Exercise: Find the word "residents" in the material below and gather every line that contains it.

════════

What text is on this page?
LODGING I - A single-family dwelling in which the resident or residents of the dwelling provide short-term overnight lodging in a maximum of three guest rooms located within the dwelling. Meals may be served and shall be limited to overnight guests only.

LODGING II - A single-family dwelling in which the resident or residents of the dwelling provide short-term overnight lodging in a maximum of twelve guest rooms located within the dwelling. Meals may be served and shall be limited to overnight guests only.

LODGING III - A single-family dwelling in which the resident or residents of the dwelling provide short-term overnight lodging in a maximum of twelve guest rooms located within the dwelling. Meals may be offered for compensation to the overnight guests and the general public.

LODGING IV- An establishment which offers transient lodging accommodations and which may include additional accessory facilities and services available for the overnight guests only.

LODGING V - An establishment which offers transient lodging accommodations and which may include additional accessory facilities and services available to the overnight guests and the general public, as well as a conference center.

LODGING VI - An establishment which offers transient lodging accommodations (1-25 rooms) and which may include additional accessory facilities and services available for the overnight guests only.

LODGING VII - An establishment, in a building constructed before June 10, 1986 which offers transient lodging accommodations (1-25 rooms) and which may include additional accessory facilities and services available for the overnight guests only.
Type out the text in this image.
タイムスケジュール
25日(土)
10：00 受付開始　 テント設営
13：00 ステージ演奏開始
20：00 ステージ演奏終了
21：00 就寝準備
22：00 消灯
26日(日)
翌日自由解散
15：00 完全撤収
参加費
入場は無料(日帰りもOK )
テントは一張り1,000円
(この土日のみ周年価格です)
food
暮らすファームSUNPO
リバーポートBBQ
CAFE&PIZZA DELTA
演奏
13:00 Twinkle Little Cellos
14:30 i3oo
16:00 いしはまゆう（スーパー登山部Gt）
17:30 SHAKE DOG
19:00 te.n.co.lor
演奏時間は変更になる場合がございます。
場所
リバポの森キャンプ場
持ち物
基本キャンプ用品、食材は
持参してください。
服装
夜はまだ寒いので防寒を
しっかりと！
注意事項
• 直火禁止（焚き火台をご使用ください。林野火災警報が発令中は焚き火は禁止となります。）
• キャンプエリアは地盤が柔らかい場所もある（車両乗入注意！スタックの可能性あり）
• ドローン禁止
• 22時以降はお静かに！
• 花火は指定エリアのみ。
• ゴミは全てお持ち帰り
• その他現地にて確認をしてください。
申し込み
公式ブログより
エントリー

════════

Response to the exercise:
LODGING I - A single-family dwelling in which the resident or residents of the dwelling provide short-term overnight lodging in a maximum of three guest rooms located within the dwelling. Meals may be served and shall be limited to overnight guests only.
LODGING II - A single-family dwelling in which the resident or residents of the dwelling provide short-term overnight lodging in a maximum of twelve guest rooms located within the dwelling. Meals may be served and shall be limited to overnight guests only.
LODGING III - A single-family dwelling in which the resident or residents of the dwelling provide short-term overnight lodging in a maximum of twelve guest rooms located within the dwelling. Meals may be offered for compensation to the overnight guests and the general public.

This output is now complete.